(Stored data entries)
######
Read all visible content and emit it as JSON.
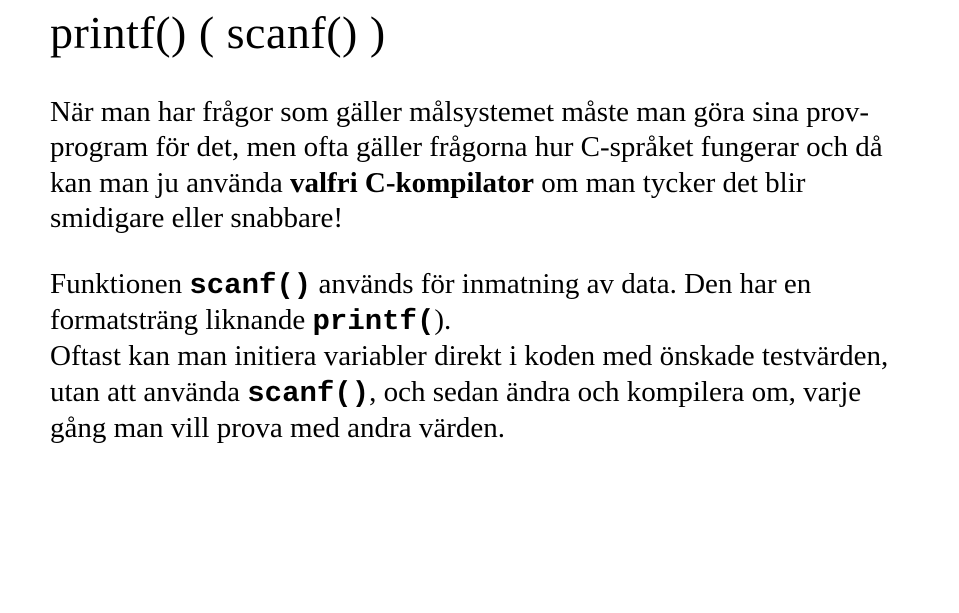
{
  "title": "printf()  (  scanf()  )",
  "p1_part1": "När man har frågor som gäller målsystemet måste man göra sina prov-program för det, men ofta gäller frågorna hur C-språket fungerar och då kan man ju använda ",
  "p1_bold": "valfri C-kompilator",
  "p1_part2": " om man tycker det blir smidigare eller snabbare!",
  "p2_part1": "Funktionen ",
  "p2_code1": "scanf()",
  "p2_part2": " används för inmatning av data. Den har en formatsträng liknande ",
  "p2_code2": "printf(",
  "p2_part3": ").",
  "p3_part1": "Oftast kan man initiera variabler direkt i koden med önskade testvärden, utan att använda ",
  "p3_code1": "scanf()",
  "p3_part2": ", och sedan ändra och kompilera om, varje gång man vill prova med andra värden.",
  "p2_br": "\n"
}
######
## THE REQUEST
From the listing above, collect each line in which the string "använda" appears.

## SOLUTION BELOW
  "p1_part1": "När man har frågor som gäller målsystemet måste man göra sina prov-program för det, men ofta gäller frågorna hur C-språket fungerar och då kan man ju använda ",
  "p3_part1": "Oftast kan man initiera variabler direkt i koden med önskade testvärden, utan att använda ",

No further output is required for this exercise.